● Given task: Would you transcribe the listing that follows, character for character, and omit its images?

● Data records:
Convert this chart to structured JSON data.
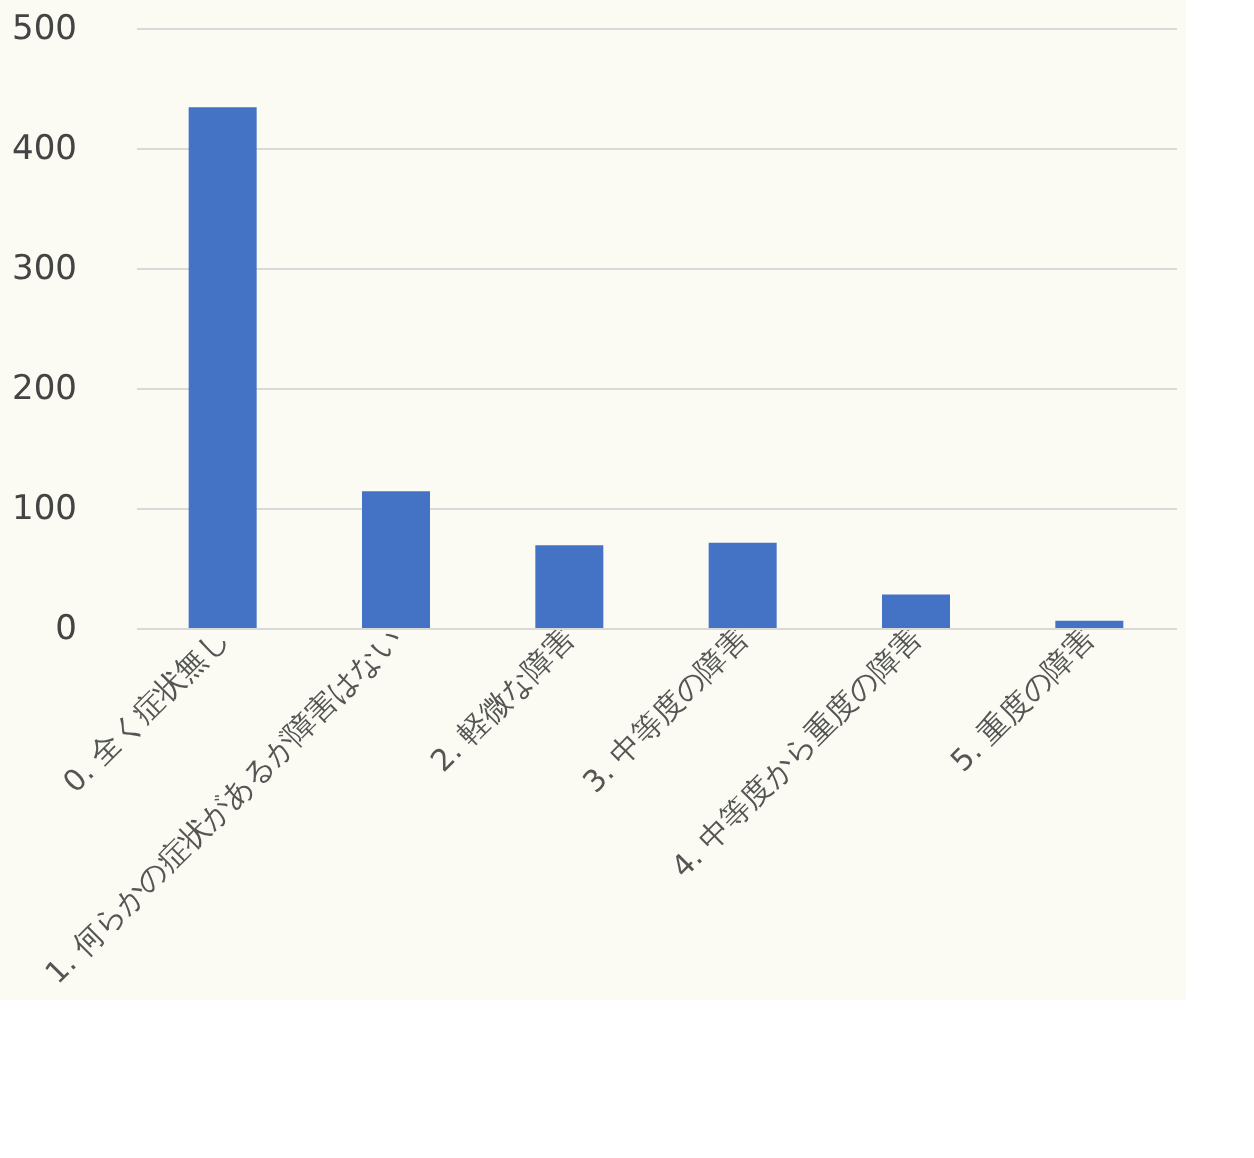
{
  "chart_data": {
    "type": "bar",
    "categories": [
      "0. 全く症状無し",
      "1. 何らかの症状があるが障害はない",
      "2. 軽微な障害",
      "3. 中等度の障害",
      "4. 中等度から重度の障害",
      "5. 重度の障害"
    ],
    "values": [
      434,
      114,
      69,
      71,
      28,
      6
    ],
    "color": "#4472c4",
    "ylim": [
      0,
      500
    ],
    "yticks": [
      0,
      100,
      200,
      300,
      400,
      500
    ],
    "grid": "y"
  }
}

● Worked answer:
Convert this chart to structured JSON data.
{
  "chart_data": {
    "type": "bar",
    "categories": [
      "0. 全く症状無し",
      "1. 何らかの症状があるが障害はない",
      "2. 軽微な障害",
      "3. 中等度の障害",
      "4. 中等度から重度の障害",
      "5. 重度の障害"
    ],
    "values": [
      434,
      114,
      69,
      71,
      28,
      6
    ],
    "color": "#4472c4",
    "ylim": [
      0,
      500
    ],
    "yticks": [
      0,
      100,
      200,
      300,
      400,
      500
    ],
    "grid": "y"
  }
}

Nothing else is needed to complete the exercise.